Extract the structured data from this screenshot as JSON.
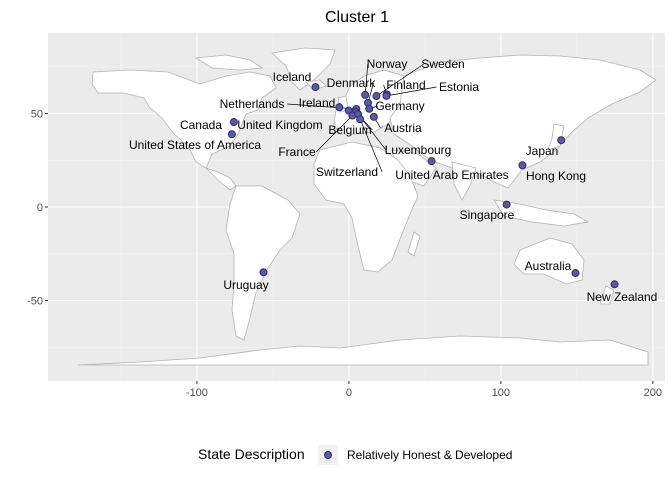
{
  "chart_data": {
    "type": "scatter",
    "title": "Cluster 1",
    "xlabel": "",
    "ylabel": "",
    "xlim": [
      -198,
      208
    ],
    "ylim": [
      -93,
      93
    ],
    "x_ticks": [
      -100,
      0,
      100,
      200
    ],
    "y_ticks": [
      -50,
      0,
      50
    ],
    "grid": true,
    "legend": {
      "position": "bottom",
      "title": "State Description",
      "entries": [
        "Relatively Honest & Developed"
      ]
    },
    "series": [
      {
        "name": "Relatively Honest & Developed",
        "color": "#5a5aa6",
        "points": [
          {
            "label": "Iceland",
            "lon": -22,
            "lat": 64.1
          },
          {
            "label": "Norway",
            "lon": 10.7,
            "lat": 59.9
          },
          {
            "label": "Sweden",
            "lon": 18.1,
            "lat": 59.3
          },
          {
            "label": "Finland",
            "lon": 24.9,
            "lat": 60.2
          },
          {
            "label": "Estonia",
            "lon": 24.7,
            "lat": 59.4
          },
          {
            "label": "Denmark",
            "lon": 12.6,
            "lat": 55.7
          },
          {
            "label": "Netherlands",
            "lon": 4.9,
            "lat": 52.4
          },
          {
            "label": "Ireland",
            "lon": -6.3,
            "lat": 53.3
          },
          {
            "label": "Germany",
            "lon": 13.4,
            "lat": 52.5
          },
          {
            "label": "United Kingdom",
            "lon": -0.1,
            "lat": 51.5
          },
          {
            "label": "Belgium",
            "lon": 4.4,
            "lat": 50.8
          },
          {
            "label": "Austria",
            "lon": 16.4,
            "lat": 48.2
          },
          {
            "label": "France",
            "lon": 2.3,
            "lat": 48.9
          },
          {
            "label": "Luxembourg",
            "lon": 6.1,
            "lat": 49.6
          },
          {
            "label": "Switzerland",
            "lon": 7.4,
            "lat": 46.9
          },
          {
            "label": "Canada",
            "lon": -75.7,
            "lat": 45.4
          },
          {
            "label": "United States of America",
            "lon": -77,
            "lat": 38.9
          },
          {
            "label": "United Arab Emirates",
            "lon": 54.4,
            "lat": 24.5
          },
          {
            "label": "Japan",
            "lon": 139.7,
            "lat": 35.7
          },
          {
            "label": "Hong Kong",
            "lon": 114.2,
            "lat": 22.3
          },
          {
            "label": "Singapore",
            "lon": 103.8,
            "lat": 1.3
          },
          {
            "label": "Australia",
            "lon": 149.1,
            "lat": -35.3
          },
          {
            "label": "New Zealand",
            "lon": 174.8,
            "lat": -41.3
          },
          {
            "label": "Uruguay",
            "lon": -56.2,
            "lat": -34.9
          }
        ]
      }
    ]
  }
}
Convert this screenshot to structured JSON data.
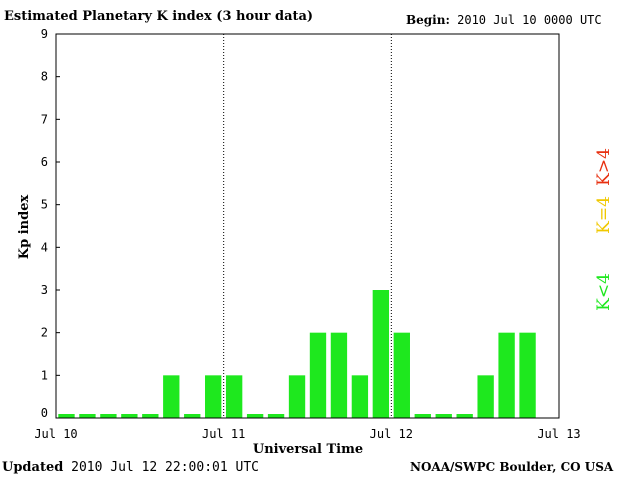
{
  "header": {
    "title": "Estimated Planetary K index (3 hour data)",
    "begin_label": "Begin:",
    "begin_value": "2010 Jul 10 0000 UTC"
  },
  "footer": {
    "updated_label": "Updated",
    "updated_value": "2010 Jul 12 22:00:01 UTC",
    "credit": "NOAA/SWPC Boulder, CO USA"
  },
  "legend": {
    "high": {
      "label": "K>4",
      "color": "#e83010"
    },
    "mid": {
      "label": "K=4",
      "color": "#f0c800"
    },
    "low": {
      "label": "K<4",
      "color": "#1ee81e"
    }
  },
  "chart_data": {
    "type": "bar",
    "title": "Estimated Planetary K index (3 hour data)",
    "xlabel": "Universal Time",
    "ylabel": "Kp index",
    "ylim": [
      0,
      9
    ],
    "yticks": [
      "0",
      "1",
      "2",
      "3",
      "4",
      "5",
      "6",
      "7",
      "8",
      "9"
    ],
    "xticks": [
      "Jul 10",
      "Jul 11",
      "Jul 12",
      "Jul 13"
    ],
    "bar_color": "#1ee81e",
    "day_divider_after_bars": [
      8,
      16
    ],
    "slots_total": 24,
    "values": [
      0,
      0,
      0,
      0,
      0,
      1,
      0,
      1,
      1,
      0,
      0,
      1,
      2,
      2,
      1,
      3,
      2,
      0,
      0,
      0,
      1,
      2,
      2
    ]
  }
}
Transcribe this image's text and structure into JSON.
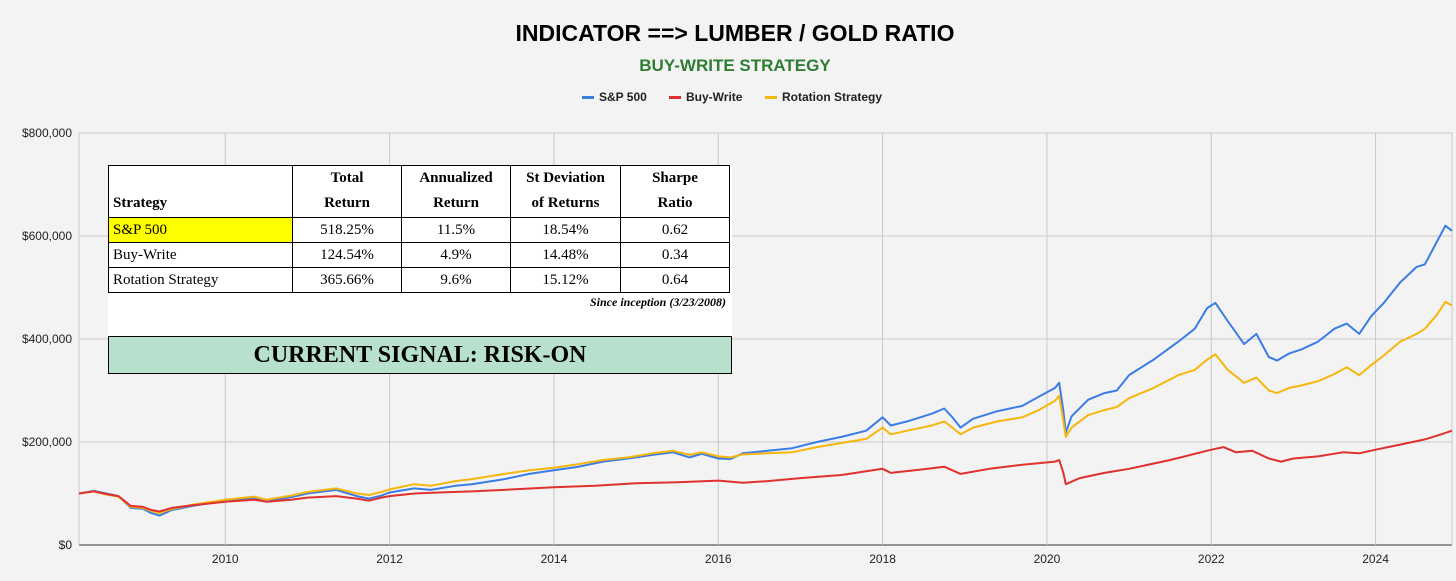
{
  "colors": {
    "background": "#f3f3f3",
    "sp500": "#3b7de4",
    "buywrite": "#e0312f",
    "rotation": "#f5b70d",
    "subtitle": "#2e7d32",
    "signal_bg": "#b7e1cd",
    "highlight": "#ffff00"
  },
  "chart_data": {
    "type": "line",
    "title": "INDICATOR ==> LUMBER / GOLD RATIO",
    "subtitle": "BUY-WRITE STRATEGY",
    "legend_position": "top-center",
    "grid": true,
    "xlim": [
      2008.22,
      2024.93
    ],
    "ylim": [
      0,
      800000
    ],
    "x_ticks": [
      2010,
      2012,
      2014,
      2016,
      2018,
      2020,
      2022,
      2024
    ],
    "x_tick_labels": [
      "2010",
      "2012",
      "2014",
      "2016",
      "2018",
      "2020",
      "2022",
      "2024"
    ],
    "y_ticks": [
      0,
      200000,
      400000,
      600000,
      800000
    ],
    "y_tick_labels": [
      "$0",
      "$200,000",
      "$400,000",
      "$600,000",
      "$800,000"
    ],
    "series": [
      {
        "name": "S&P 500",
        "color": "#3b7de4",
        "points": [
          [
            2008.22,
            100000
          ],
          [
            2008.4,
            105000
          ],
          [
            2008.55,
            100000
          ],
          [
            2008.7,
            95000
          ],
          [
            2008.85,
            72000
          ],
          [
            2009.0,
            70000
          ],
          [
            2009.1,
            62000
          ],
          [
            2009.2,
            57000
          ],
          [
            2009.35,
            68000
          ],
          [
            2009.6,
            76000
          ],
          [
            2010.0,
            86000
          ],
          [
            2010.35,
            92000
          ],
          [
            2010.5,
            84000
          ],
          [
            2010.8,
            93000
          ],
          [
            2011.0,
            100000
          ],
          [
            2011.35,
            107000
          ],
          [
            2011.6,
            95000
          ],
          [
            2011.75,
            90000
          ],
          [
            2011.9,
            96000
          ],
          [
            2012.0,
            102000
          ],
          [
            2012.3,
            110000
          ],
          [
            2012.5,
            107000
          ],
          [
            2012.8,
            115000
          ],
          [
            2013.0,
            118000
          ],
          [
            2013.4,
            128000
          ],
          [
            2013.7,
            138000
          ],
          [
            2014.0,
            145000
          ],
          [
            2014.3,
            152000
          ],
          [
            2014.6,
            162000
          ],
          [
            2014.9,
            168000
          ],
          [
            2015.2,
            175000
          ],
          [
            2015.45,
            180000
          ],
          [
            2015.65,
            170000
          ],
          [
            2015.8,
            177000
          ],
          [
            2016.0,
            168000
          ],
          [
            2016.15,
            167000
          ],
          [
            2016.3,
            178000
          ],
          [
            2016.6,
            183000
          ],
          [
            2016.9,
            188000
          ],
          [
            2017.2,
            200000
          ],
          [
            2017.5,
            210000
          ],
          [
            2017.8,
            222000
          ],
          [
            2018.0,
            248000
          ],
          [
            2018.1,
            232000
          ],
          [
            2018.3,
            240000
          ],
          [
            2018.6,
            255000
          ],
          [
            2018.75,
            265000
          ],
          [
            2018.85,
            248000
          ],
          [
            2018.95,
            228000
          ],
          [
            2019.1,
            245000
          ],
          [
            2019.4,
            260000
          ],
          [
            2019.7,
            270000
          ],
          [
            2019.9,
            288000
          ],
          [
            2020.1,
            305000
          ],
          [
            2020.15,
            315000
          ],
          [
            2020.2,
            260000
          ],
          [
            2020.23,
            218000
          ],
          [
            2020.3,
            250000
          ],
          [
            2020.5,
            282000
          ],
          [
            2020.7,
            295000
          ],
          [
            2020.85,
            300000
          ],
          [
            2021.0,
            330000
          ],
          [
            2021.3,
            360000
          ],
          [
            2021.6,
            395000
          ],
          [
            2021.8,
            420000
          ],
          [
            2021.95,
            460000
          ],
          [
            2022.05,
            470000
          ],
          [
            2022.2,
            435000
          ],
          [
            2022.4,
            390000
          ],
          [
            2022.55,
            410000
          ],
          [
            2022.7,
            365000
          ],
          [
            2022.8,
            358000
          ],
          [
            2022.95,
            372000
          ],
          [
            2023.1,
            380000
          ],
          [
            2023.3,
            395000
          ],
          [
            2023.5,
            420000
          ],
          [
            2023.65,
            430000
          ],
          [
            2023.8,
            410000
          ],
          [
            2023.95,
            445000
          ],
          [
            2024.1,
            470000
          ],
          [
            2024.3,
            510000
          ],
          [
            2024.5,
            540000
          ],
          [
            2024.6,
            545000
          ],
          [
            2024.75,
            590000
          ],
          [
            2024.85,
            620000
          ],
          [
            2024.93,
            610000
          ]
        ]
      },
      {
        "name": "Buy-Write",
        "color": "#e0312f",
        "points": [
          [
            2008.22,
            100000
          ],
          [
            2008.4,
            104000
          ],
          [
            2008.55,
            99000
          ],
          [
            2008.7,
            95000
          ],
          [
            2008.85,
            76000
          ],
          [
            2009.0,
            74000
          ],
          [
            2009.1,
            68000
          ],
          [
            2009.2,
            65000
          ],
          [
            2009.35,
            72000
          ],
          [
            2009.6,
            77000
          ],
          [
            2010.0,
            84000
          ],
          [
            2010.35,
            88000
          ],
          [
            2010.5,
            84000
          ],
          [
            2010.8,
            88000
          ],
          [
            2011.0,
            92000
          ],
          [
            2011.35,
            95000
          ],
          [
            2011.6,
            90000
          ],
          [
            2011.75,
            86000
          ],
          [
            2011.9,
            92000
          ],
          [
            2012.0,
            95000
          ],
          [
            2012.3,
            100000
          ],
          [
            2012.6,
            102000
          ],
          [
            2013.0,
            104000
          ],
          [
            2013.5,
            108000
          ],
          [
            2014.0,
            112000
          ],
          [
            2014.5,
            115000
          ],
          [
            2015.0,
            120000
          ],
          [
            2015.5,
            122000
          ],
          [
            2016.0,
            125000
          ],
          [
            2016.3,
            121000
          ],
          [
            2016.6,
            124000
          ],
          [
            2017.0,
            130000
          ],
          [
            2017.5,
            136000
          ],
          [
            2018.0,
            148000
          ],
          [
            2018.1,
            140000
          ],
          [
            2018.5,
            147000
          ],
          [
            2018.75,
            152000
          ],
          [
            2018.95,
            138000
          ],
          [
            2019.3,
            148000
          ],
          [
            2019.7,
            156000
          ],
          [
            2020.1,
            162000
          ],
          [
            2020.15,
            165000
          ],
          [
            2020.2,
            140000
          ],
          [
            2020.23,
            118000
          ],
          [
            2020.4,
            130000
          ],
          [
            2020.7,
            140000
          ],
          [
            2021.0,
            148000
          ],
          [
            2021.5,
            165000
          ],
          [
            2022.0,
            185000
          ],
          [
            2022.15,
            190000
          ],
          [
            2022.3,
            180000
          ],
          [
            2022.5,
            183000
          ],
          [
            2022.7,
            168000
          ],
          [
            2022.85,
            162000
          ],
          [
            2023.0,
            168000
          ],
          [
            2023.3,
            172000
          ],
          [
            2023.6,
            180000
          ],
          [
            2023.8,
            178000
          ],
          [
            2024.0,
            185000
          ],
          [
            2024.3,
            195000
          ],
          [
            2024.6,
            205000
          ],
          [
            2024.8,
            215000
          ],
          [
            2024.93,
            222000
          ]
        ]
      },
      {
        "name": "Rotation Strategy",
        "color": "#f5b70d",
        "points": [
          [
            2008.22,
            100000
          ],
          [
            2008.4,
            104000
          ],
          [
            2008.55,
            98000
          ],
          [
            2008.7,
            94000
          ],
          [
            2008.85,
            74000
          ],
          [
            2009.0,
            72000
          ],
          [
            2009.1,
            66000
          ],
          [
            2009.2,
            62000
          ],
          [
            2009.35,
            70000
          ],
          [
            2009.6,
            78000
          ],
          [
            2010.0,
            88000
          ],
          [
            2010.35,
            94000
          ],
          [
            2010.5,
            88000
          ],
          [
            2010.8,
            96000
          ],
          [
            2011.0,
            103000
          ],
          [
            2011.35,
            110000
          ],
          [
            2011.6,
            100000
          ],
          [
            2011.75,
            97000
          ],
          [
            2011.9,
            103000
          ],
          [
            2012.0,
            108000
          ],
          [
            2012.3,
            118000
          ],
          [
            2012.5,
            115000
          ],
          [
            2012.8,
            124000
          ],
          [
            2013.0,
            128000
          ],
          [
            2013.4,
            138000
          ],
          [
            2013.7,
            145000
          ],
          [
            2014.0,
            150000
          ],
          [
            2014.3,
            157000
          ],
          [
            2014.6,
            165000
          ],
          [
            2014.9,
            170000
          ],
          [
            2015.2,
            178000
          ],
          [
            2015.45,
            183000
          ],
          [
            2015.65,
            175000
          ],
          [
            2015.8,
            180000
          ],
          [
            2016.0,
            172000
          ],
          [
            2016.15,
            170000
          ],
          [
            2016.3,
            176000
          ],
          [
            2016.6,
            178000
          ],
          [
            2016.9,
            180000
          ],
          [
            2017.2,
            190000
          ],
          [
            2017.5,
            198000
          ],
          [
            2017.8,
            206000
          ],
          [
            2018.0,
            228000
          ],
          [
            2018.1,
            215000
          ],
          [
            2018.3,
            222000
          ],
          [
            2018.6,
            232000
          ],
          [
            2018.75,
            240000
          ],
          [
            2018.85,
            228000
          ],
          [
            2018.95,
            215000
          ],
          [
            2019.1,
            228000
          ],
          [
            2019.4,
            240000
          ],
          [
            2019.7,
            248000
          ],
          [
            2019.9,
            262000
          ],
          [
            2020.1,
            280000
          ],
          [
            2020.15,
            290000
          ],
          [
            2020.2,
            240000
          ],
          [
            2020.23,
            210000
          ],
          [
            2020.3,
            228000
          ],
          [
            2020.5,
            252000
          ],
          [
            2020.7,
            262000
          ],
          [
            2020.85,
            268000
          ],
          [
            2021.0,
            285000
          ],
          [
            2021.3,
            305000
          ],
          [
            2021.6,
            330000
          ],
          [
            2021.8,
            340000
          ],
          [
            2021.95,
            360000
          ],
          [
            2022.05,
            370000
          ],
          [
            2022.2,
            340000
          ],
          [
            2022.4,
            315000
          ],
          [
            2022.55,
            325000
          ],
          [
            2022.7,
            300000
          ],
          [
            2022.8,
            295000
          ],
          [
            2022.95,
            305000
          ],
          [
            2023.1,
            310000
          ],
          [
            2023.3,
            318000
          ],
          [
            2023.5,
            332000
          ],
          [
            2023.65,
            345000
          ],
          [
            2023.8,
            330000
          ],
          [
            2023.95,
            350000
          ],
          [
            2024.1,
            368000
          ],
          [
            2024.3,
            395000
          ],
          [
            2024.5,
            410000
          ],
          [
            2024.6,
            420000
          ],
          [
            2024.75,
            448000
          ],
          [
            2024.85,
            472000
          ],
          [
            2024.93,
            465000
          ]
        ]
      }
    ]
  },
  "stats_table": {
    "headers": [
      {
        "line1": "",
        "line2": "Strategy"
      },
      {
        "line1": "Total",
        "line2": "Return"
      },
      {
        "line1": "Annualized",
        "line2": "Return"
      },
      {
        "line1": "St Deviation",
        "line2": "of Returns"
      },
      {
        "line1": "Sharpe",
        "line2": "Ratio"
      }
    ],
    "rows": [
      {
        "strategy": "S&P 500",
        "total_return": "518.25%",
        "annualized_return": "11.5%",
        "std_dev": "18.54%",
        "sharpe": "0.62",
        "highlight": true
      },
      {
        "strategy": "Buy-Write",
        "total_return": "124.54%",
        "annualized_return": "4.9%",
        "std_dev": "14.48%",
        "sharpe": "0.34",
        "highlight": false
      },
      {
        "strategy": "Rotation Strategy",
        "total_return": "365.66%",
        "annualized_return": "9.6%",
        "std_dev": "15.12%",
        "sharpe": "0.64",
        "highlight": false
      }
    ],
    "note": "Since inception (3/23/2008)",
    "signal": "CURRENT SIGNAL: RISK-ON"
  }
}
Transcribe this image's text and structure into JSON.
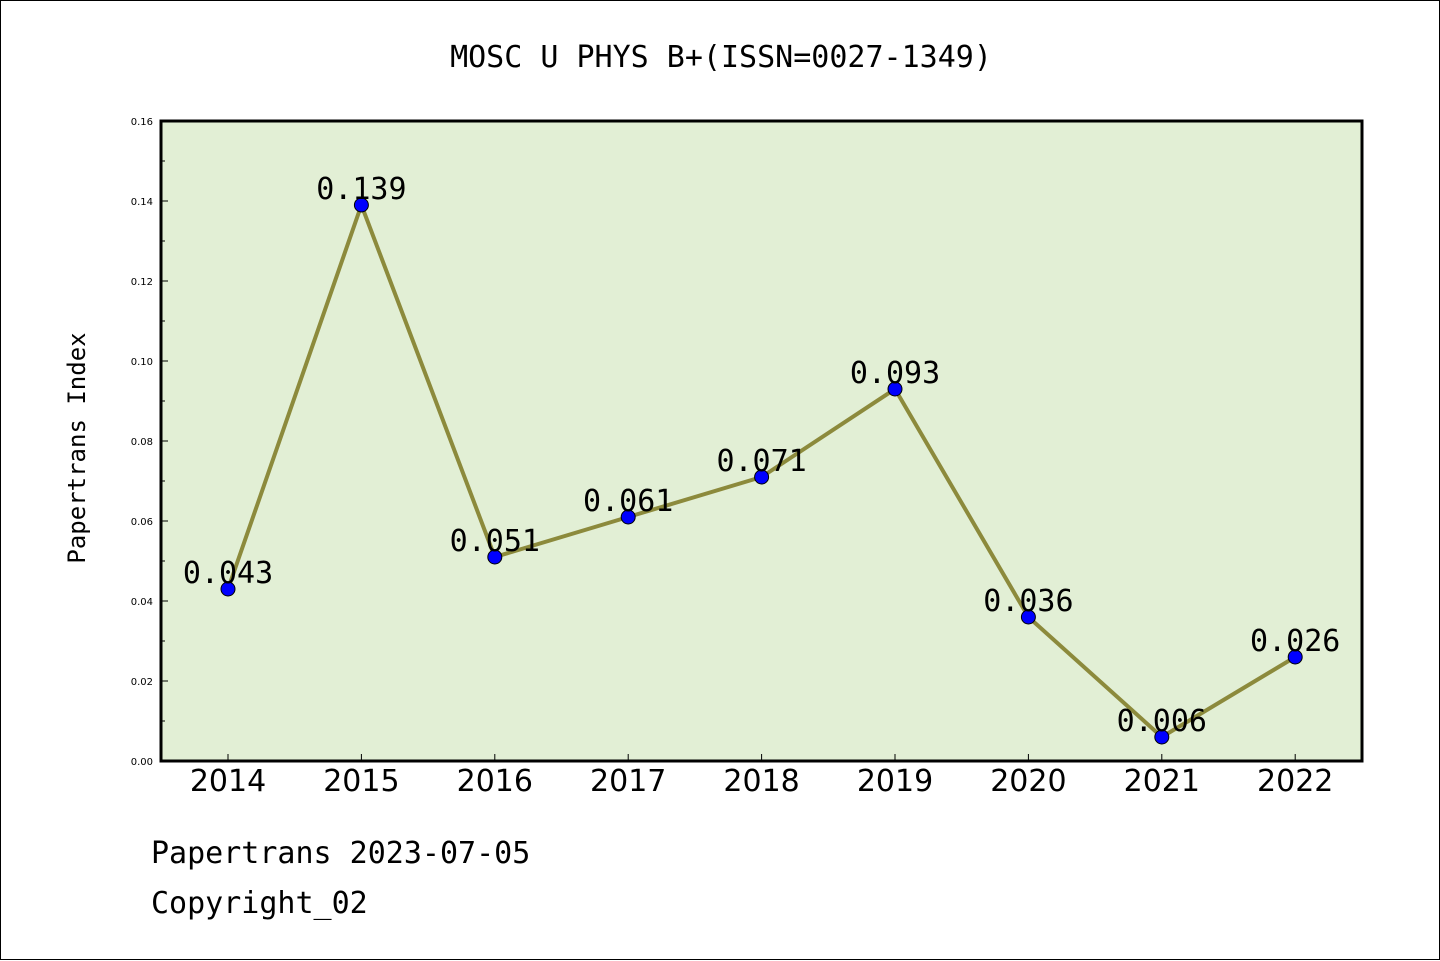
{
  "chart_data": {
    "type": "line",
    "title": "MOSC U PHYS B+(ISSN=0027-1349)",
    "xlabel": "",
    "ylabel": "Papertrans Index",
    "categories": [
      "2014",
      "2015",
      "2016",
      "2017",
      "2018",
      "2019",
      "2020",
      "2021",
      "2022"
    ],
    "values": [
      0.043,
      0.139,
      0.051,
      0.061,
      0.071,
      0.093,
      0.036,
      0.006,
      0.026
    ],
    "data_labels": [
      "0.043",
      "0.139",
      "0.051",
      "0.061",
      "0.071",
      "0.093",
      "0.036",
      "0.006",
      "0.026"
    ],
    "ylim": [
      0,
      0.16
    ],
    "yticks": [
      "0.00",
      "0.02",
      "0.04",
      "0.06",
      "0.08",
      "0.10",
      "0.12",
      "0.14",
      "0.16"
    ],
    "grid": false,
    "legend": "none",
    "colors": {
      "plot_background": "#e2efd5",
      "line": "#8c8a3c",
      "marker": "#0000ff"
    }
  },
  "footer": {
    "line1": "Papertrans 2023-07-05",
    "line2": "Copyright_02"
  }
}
------------------------------------
PROBLEM TO SOLVE >>
Copy each line above that contains the string "Papertrans".

WRITTEN REPLY >>
    "ylabel": "Papertrans Index",
    "line1": "Papertrans 2023-07-05",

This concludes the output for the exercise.